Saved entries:
┄┄┄┄┄┄

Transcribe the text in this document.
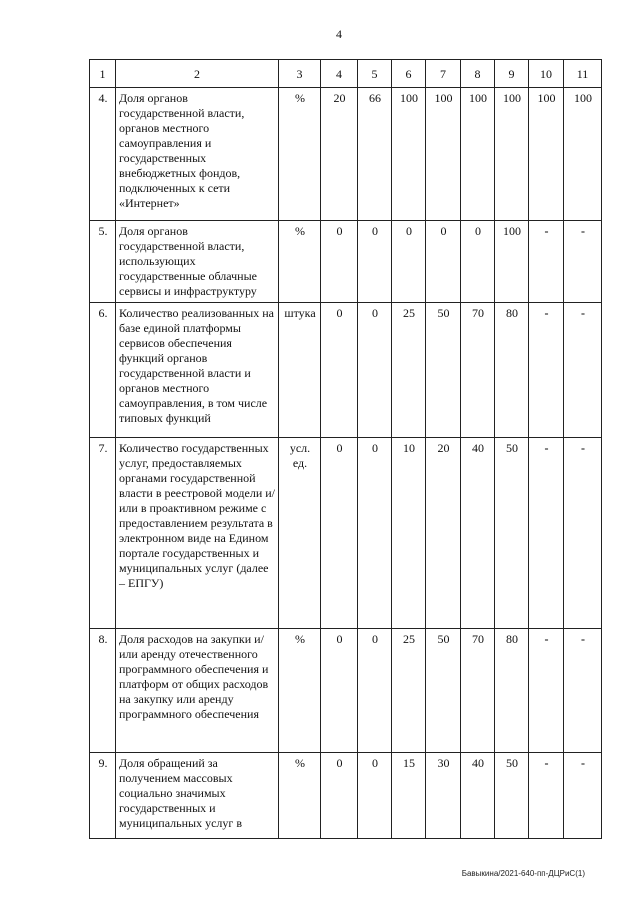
4
1	2	3	4	5	6	7	8	9	10	11
4.	Доля органов государственной власти, органов местного самоуправления и государственных внебюджетных фондов, подключенных к сети «Интернет»	%	20	66	100	100	100	100	100	100
5.	Доля органов государственной власти, использующих государственные облачные сервисы и инфраструктуру	%	0	0	0	0	0	100	-	-
6.	Количество реализованных на базе единой платформы сервисов обеспечения функций органов государственной власти и органов местного самоуправления, в том числе типовых функций	штука	0	0	25	50	70	80	-	-
7.	Количество государственных услуг, предоставляемых органами государственной власти в реестровой модели и/или в проактивном режиме с предоставлением результата в электронном виде на Едином портале государственных и муниципальных услуг (далее – ЕПГУ)	усл. ед.	0	0	10	20	40	50	-	-
8.	Доля расходов на закупки и/или аренду отечественного программного обеспечения и платформ от общих расходов на закупку или аренду программного обеспечения	%	0	0	25	50	70	80	-	-
9.	Доля обращений за получением массовых социально значимых государственных и муниципальных услуг в	%	0	0	15	30	40	50	-	-
Бавыкина/2021-640-пп-ДЦРиС(1)
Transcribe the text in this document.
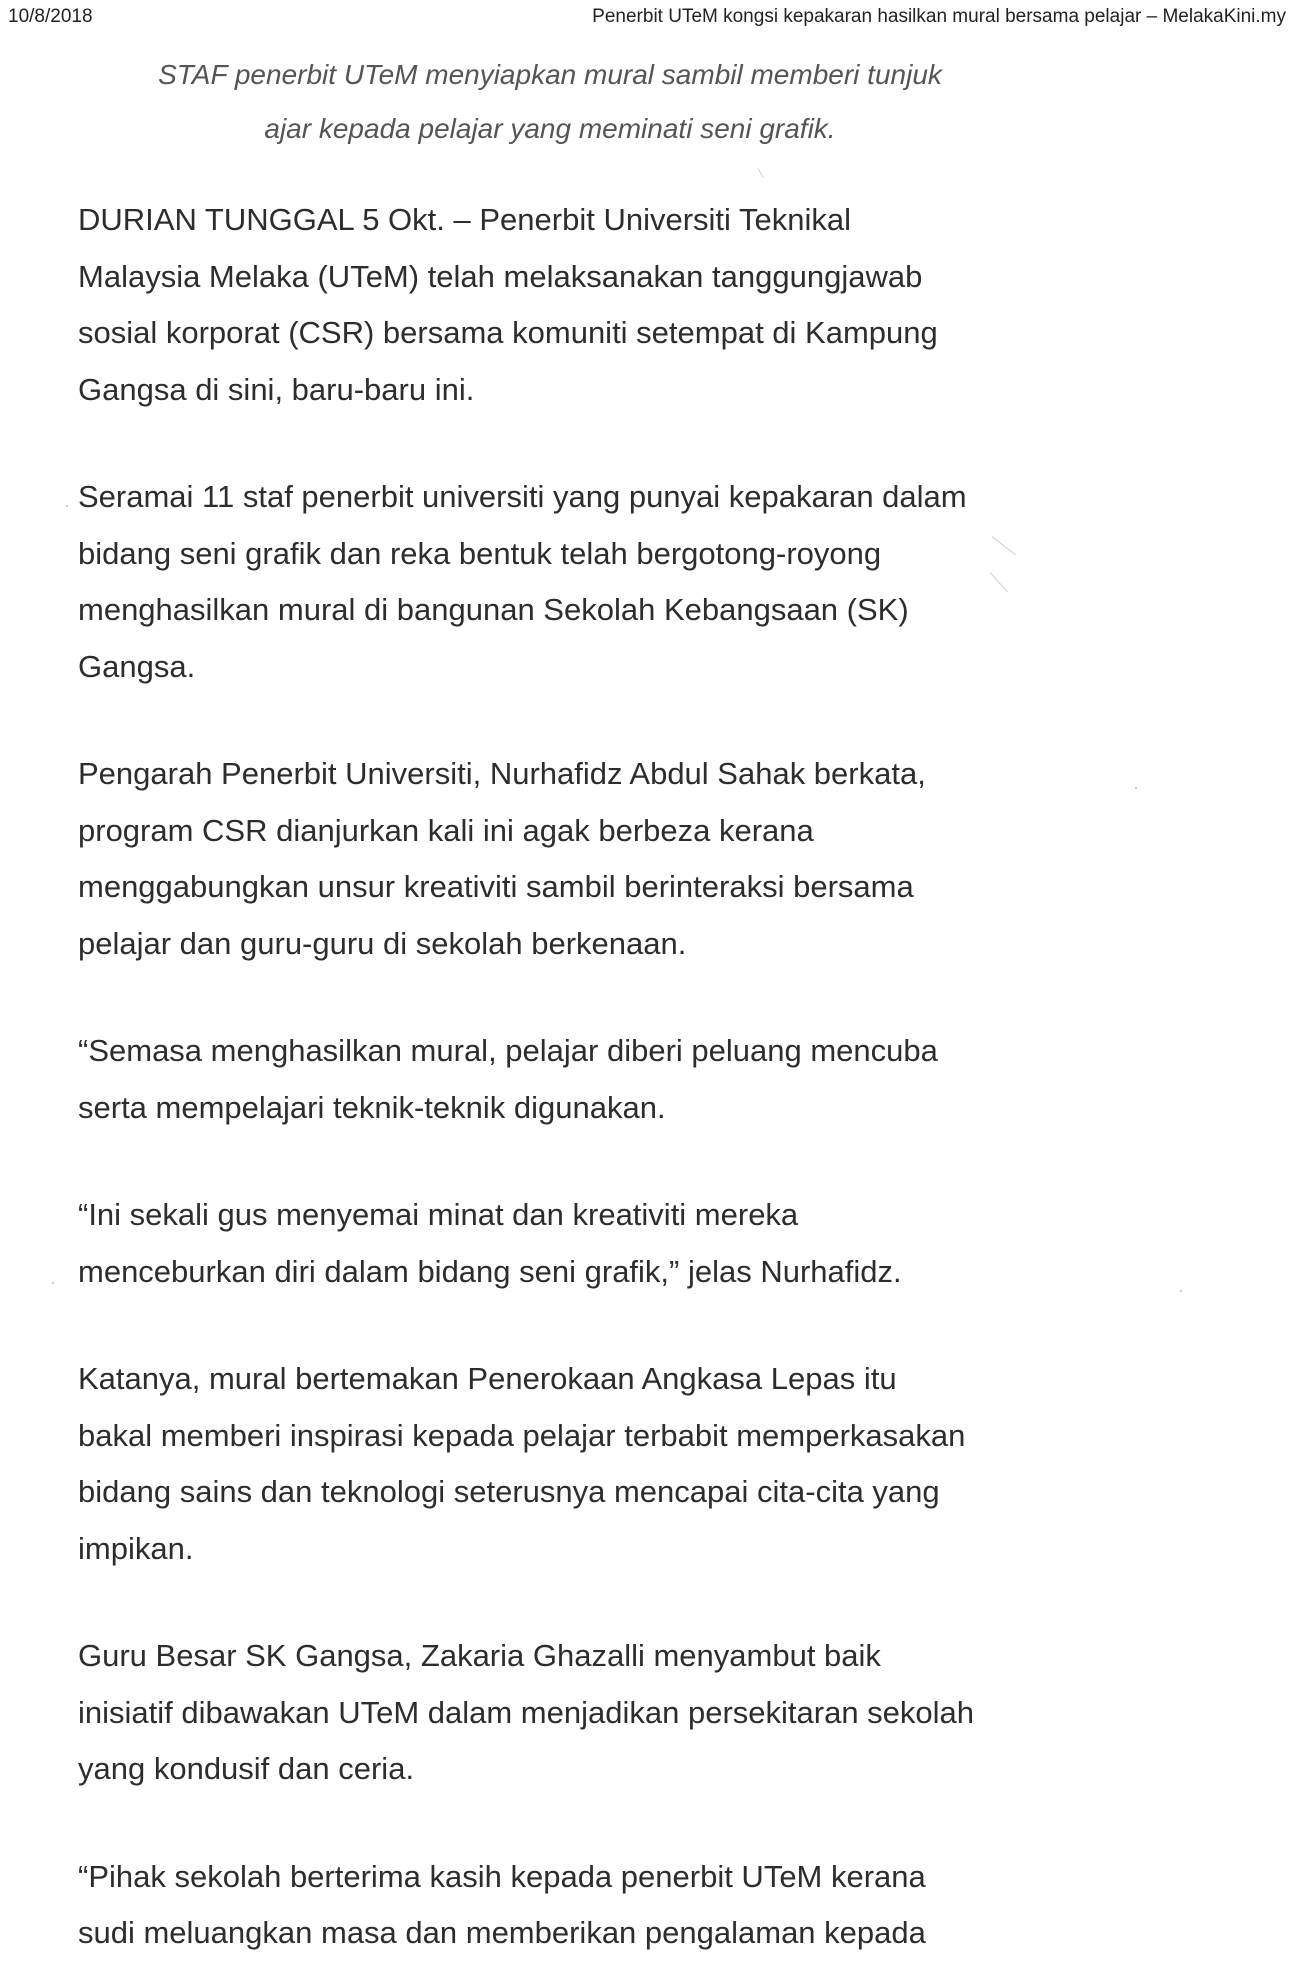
10/8/2018	Penerbit UTeM kongsi kepakaran hasilkan mural bersama pelajar – MelakaKini.my
STAF penerbit UTeM menyiapkan mural sambil memberi tunjuk
ajar kepada pelajar yang meminati seni grafik.

DURIAN TUNGGAL 5 Okt. – Penerbit Universiti Teknikal
Malaysia Melaka (UTeM) telah melaksanakan tanggungjawab
sosial korporat (CSR) bersama komuniti setempat di Kampung
Gangsa di sini, baru-baru ini.

Seramai 11 staf penerbit universiti yang punyai kepakaran dalam
bidang seni grafik dan reka bentuk telah bergotong-royong
menghasilkan mural di bangunan Sekolah Kebangsaan (SK)
Gangsa.

Pengarah Penerbit Universiti, Nurhafidz Abdul Sahak berkata,
program CSR dianjurkan kali ini agak berbeza kerana
menggabungkan unsur kreativiti sambil berinteraksi bersama
pelajar dan guru-guru di sekolah berkenaan.

“Semasa menghasilkan mural, pelajar diberi peluang mencuba
serta mempelajari teknik-teknik digunakan.

“Ini sekali gus menyemai minat dan kreativiti mereka
menceburkan diri dalam bidang seni grafik,” jelas Nurhafidz.

Katanya, mural bertemakan Penerokaan Angkasa Lepas itu
bakal memberi inspirasi kepada pelajar terbabit memperkasakan
bidang sains dan teknologi seterusnya mencapai cita-cita yang
impikan.

Guru Besar SK Gangsa, Zakaria Ghazalli menyambut baik
inisiatif dibawakan UTeM dalam menjadikan persekitaran sekolah
yang kondusif dan ceria.

“Pihak sekolah berterima kasih kepada penerbit UTeM kerana
sudi meluangkan masa dan memberikan pengalaman kepada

┄┄┄┄┄┄

● **Goal of the exercise**: In the listing above, find the lines holding the word "yang" and copy them.

● **Solution to this problem**:
ajar kepada pelajar yang meminati seni grafik.
Seramai 11 staf penerbit universiti yang punyai kepakaran dalam
bidang sains dan teknologi seterusnya mencapai cita-cita yang
yang kondusif dan ceria.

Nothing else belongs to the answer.